• **Task directions**: Read the lines below. Copy out any that hold the string "Current".
= = = =
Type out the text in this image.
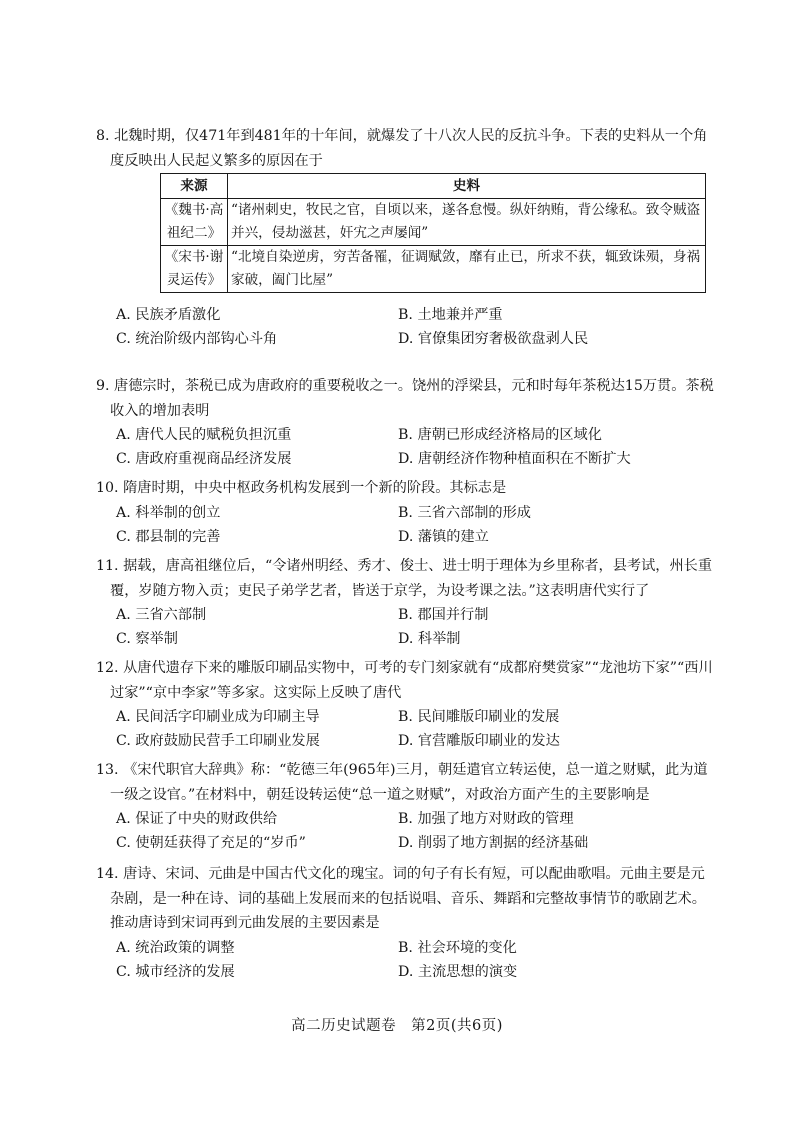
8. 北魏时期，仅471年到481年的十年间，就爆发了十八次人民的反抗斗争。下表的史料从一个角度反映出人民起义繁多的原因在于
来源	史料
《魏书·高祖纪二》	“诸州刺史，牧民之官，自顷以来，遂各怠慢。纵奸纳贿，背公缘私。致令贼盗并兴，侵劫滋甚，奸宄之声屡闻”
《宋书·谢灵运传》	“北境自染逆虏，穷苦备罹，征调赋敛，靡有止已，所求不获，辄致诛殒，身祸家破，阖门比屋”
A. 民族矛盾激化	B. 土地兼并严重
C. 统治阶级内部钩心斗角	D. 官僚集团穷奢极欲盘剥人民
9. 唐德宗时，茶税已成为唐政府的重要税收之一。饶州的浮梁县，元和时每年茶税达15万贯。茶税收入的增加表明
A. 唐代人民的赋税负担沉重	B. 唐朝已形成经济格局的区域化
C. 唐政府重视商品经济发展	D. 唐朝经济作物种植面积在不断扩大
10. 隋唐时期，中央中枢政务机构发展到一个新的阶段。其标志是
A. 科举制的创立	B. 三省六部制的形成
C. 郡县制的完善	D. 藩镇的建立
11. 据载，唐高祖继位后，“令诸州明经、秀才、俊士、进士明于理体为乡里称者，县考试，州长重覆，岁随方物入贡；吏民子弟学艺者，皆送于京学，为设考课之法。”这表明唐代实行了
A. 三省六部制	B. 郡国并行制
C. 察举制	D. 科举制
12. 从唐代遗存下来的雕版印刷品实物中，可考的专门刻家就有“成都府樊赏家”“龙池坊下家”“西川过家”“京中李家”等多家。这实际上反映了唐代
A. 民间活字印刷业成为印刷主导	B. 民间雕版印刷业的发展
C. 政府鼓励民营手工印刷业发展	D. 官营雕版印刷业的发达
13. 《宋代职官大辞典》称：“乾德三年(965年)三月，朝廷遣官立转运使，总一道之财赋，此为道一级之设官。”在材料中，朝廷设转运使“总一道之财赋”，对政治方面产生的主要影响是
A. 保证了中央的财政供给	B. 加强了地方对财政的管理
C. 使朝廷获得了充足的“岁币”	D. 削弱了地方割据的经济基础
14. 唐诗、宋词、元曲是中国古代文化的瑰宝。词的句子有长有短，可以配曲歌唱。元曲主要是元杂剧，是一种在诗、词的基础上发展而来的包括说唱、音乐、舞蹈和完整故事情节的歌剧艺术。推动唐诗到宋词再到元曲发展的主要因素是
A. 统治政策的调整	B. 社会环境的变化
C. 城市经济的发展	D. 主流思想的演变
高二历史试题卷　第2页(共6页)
= = = =
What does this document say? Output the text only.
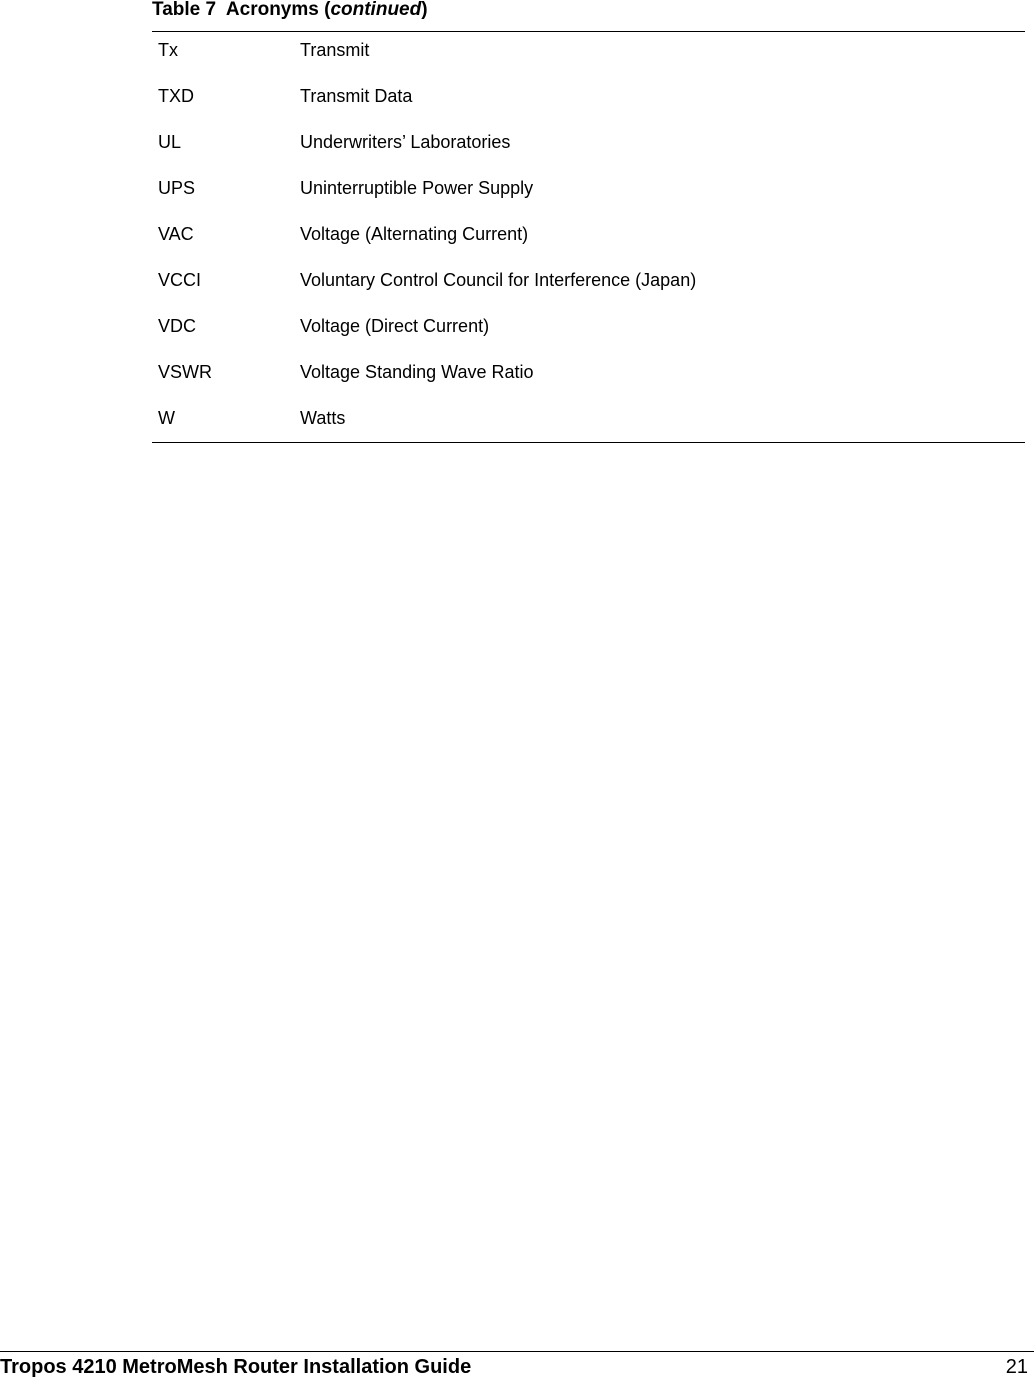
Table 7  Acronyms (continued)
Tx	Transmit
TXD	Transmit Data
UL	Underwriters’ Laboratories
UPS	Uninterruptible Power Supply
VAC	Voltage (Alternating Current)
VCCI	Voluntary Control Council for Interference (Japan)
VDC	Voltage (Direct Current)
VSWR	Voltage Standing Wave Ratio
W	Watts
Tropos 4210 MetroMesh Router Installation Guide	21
= = = =
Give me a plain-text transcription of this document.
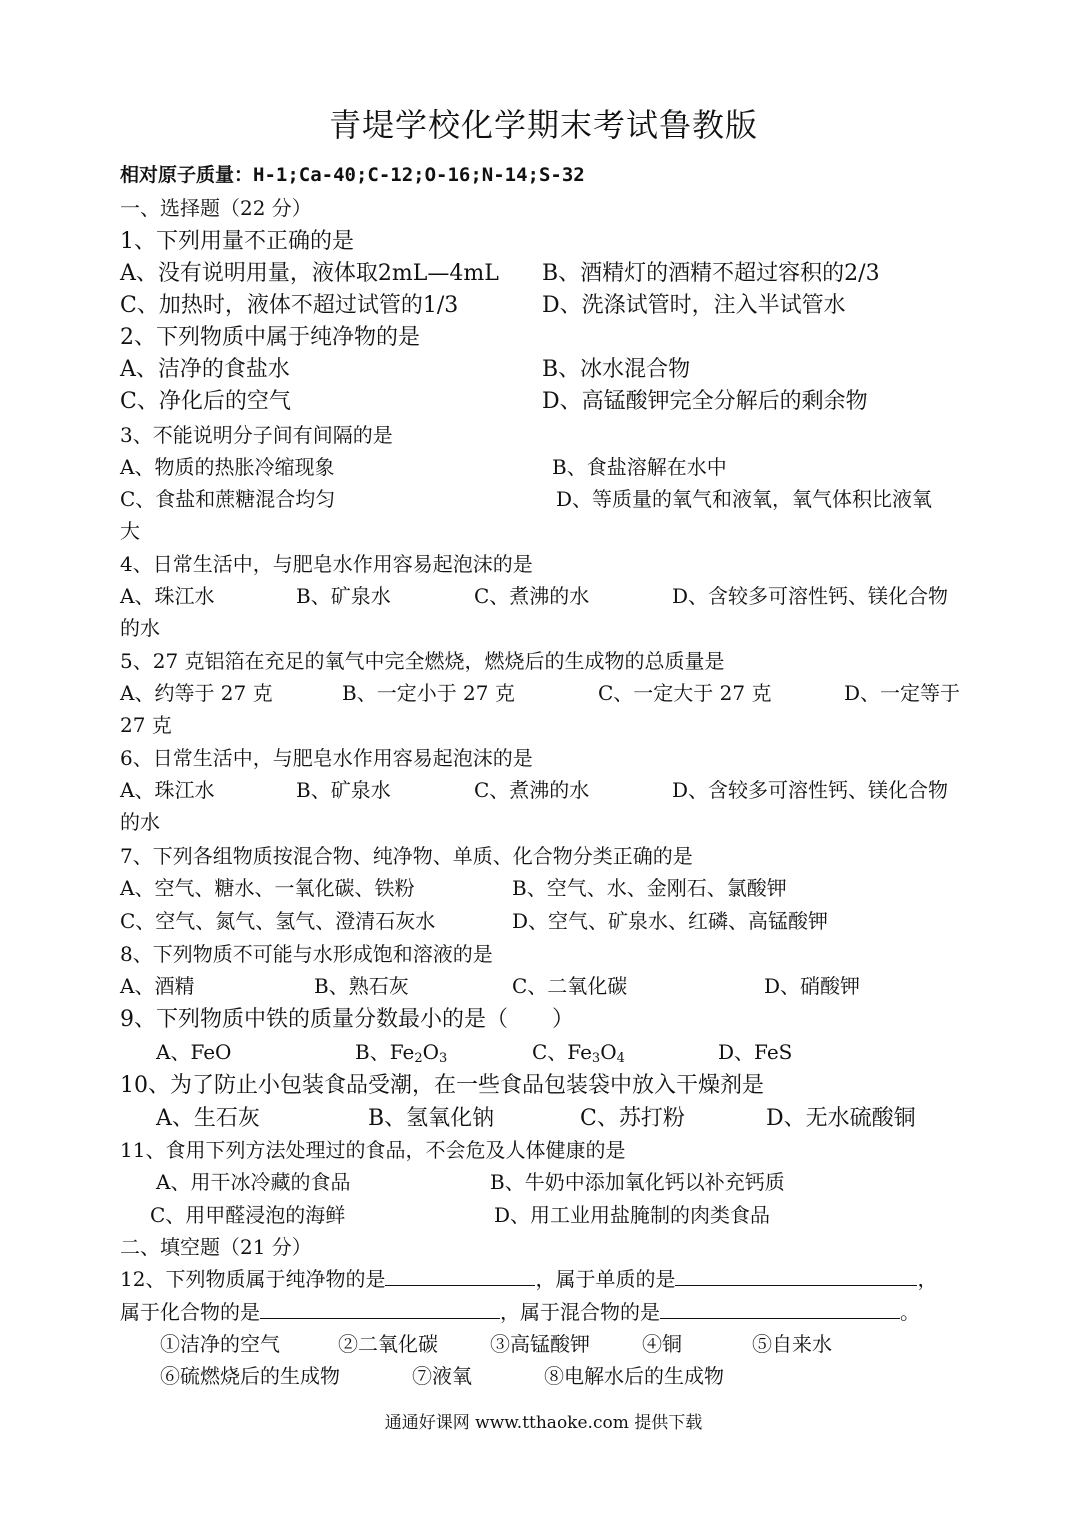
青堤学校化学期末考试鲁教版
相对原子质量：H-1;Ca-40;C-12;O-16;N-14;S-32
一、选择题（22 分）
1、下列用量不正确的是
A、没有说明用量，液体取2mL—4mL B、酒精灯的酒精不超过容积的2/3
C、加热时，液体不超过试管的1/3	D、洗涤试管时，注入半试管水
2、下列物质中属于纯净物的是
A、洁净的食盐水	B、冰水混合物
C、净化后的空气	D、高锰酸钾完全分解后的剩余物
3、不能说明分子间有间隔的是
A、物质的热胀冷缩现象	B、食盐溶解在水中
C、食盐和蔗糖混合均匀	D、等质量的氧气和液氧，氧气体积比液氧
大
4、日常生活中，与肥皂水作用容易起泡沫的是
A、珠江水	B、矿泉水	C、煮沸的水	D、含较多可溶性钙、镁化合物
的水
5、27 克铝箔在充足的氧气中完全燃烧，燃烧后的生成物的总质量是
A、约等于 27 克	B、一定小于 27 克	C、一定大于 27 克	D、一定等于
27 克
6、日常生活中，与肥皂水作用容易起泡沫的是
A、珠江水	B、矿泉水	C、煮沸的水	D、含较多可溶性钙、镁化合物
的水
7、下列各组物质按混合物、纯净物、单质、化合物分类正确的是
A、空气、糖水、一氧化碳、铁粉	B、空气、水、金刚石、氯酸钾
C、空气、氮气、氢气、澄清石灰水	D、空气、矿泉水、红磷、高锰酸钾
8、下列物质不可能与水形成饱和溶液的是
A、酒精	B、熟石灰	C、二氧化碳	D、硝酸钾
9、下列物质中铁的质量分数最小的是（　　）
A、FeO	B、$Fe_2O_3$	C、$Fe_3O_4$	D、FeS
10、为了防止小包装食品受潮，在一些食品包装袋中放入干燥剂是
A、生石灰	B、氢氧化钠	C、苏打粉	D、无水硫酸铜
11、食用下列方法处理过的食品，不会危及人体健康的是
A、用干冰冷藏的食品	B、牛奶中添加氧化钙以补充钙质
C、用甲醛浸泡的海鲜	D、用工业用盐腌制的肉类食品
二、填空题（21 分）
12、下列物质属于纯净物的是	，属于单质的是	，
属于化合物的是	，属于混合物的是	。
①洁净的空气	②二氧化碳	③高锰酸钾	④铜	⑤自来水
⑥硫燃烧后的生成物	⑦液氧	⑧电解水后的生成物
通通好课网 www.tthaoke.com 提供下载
= = = =
• **Exercise response**:
VAC	Voltage (Alternating Current)
VDC	Voltage (Direct Current)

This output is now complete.